• Exercise:
Work through the data below line by line and say how many lines hold "JSON"; give only the number.

* START Information shown *

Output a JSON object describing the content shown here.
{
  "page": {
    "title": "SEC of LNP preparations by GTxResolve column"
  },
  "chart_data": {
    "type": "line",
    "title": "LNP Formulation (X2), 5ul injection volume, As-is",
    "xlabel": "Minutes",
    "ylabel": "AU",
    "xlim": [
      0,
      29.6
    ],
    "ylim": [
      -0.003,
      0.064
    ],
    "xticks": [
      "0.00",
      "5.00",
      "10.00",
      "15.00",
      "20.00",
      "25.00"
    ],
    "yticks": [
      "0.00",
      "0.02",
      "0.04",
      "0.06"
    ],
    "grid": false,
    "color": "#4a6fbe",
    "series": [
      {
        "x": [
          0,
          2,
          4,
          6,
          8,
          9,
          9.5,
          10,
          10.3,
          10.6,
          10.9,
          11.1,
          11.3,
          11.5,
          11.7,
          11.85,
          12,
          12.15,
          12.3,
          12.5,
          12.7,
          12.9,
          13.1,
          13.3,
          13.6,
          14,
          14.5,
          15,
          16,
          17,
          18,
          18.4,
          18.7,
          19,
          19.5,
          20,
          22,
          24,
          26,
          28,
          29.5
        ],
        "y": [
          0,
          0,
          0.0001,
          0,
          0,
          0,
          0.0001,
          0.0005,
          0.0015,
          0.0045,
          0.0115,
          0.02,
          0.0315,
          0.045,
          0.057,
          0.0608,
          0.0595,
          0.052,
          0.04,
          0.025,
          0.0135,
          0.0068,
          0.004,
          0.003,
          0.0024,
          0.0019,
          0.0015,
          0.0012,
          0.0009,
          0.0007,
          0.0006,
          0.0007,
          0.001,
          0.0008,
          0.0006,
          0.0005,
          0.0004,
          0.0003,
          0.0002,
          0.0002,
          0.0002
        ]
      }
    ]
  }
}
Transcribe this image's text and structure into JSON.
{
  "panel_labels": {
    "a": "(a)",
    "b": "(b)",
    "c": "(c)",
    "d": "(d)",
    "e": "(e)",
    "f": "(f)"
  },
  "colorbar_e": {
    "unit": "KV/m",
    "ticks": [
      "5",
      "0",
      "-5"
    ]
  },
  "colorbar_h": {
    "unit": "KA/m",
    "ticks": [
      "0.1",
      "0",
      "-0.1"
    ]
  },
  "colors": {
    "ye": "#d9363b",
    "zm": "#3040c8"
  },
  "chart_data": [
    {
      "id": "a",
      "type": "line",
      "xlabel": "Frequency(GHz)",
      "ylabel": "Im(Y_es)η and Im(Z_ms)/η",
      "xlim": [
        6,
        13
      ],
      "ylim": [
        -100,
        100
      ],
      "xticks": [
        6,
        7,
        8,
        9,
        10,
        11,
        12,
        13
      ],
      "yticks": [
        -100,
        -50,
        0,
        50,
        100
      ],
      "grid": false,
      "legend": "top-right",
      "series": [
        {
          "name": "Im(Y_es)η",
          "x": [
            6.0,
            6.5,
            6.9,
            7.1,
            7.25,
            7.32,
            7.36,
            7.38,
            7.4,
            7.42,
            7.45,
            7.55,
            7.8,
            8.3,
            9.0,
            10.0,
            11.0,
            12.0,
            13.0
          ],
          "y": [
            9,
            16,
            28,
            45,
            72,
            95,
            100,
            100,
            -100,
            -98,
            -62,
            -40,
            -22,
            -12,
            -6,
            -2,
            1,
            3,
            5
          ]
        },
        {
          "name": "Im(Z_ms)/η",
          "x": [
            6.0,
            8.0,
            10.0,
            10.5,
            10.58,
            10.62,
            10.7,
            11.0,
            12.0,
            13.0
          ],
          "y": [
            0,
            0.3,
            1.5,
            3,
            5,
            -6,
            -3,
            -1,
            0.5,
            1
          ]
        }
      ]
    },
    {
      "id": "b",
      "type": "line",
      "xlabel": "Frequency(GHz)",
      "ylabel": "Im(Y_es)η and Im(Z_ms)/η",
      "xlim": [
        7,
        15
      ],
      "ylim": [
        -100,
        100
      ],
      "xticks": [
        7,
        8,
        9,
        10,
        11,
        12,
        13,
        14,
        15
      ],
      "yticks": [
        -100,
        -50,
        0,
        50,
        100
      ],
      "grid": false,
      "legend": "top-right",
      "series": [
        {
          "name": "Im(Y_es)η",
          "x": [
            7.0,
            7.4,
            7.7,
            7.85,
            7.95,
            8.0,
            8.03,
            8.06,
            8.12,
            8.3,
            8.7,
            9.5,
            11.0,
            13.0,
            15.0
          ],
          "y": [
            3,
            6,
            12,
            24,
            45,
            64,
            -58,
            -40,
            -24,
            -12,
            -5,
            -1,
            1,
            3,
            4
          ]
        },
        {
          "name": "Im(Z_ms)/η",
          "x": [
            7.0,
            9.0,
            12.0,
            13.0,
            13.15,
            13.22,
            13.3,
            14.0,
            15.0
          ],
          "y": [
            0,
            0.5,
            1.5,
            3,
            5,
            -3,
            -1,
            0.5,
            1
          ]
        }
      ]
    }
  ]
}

* END Information shown *

• Complete output:
2